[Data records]
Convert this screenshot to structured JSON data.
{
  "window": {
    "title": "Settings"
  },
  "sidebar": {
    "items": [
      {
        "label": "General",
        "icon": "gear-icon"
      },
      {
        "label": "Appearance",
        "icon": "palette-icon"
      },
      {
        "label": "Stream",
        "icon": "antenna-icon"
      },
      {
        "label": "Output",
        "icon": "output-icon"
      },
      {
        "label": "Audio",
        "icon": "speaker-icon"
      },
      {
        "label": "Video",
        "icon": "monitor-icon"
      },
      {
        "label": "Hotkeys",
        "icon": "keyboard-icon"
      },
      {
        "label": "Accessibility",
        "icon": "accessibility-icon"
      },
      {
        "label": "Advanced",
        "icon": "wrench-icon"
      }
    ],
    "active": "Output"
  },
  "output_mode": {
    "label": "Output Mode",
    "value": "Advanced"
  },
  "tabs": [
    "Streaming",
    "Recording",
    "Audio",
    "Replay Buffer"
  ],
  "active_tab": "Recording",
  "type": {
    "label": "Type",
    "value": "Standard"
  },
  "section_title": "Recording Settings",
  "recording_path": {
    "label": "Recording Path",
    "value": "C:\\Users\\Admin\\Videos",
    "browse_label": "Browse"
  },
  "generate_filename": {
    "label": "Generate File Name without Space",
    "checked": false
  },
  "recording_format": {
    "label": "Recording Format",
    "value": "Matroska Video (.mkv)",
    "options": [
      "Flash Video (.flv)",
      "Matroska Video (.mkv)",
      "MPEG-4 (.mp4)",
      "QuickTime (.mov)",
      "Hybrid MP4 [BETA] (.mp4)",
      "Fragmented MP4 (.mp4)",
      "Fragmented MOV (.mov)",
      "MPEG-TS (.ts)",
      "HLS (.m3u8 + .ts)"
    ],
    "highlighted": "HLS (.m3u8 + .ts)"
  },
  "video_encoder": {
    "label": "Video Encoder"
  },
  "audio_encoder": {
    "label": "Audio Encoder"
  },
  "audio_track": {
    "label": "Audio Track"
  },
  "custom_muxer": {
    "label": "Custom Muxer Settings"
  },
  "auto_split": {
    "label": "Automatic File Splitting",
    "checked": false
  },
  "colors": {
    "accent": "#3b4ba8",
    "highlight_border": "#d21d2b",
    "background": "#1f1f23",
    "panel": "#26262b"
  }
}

→ **DIRECTION**
Copy down the material exactly as written.

→ **THE COMPLETED TASK**
Convert this screenshot to structured JSON data.
{
  "window": {
    "title": "Settings"
  },
  "sidebar": {
    "items": [
      {
        "label": "General",
        "icon": "gear-icon"
      },
      {
        "label": "Appearance",
        "icon": "palette-icon"
      },
      {
        "label": "Stream",
        "icon": "antenna-icon"
      },
      {
        "label": "Output",
        "icon": "output-icon"
      },
      {
        "label": "Audio",
        "icon": "speaker-icon"
      },
      {
        "label": "Video",
        "icon": "monitor-icon"
      },
      {
        "label": "Hotkeys",
        "icon": "keyboard-icon"
      },
      {
        "label": "Accessibility",
        "icon": "accessibility-icon"
      },
      {
        "label": "Advanced",
        "icon": "wrench-icon"
      }
    ],
    "active": "Output"
  },
  "output_mode": {
    "label": "Output Mode",
    "value": "Advanced"
  },
  "tabs": [
    "Streaming",
    "Recording",
    "Audio",
    "Replay Buffer"
  ],
  "active_tab": "Recording",
  "type": {
    "label": "Type",
    "value": "Standard"
  },
  "section_title": "Recording Settings",
  "recording_path": {
    "label": "Recording Path",
    "value": "C:\\Users\\Admin\\Videos",
    "browse_label": "Browse"
  },
  "generate_filename": {
    "label": "Generate File Name without Space",
    "checked": false
  },
  "recording_format": {
    "label": "Recording Format",
    "value": "Matroska Video (.mkv)",
    "options": [
      "Flash Video (.flv)",
      "Matroska Video (.mkv)",
      "MPEG-4 (.mp4)",
      "QuickTime (.mov)",
      "Hybrid MP4 [BETA] (.mp4)",
      "Fragmented MP4 (.mp4)",
      "Fragmented MOV (.mov)",
      "MPEG-TS (.ts)",
      "HLS (.m3u8 + .ts)"
    ],
    "highlighted": "HLS (.m3u8 + .ts)"
  },
  "video_encoder": {
    "label": "Video Encoder"
  },
  "audio_encoder": {
    "label": "Audio Encoder"
  },
  "audio_track": {
    "label": "Audio Track"
  },
  "custom_muxer": {
    "label": "Custom Muxer Settings"
  },
  "auto_split": {
    "label": "Automatic File Splitting",
    "checked": false
  },
  "colors": {
    "accent": "#3b4ba8",
    "highlight_border": "#d21d2b",
    "background": "#1f1f23",
    "panel": "#26262b"
  }
}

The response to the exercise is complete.